Task to complete: Write out the material exactly. Do not include the pictures.

Material supplied:

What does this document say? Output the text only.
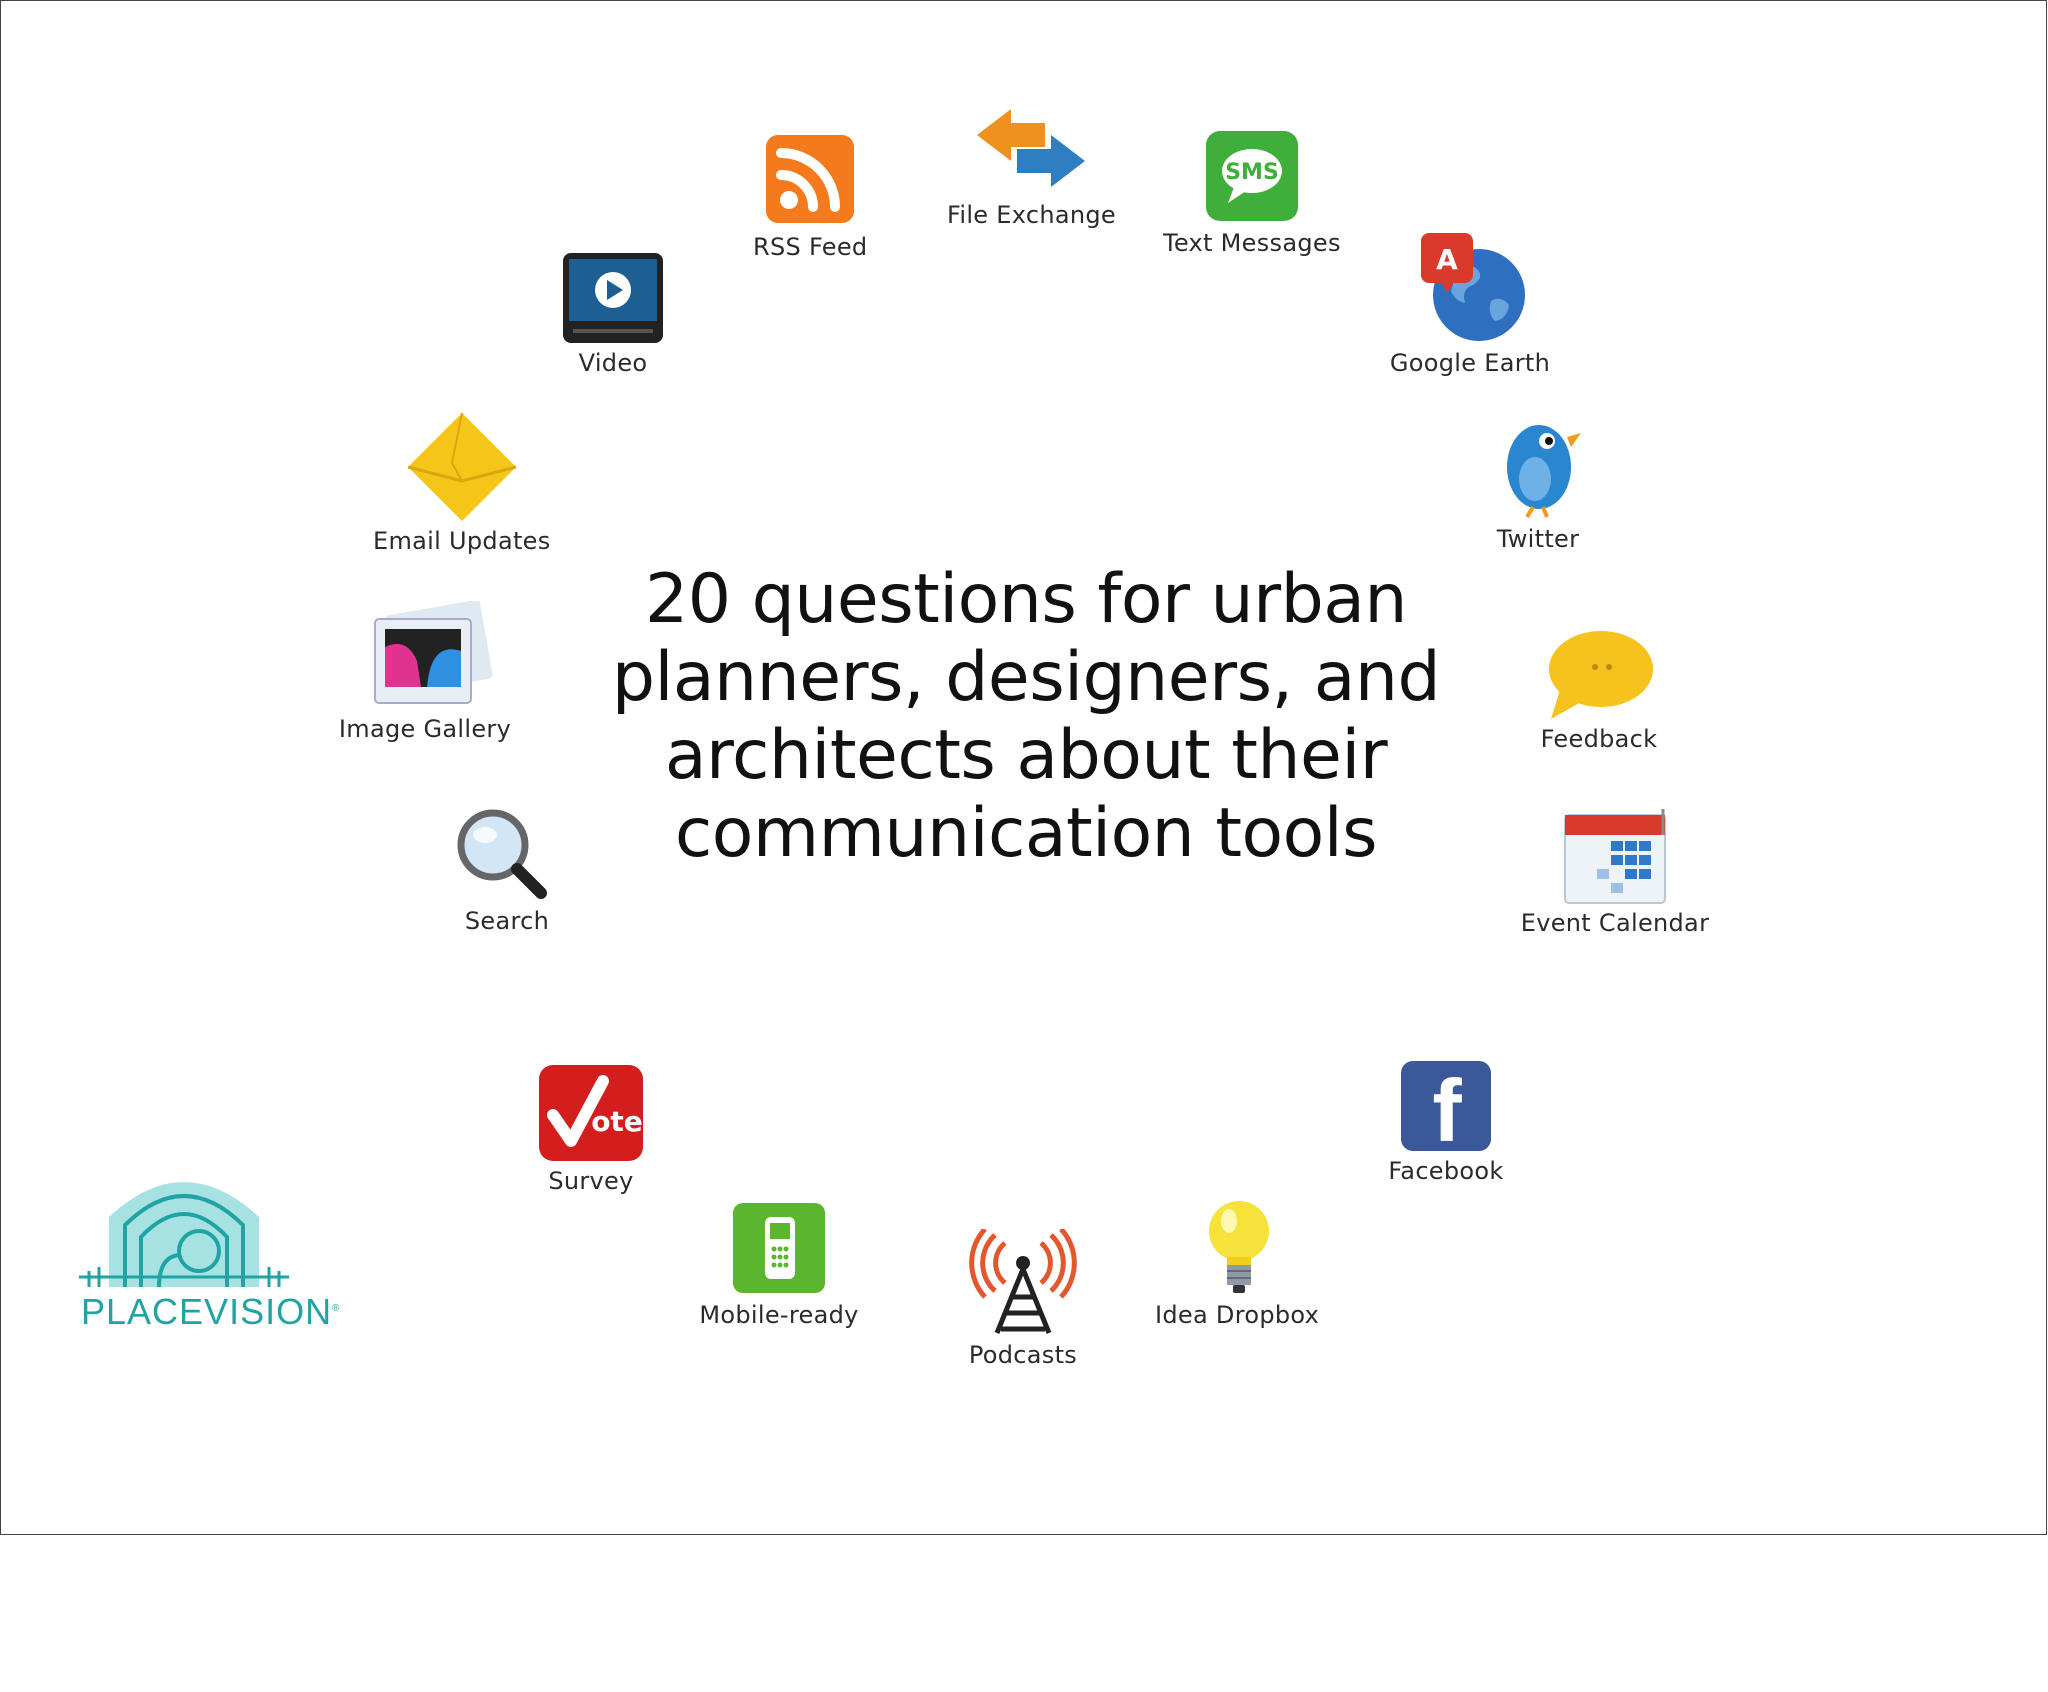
20 questions for urban
planners, designers, and
architects about their
communication tools
RSS Feed
File Exchange
SMS
Text Messages
Video
A
Google Earth
Email Updates	Twitter
Image Gallery	Feedback
Search	Event Calendar
ote
Survey
f
Facebook
Mobile-ready
Podcasts
Idea Dropbox
PLACEVISION®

Full solution:
What does this document say? Output the text only.
20 questions for urban
planners, designers, and
architects about their
communication tools
RSS Feed
File Exchange
SMS
Text Messages
Video
A
Google Earth
Email Updates	Twitter
Image Gallery	Feedback
Search	Event Calendar
ote
Survey
f
Facebook
Mobile-ready
Podcasts
Idea Dropbox
PLACEVISION®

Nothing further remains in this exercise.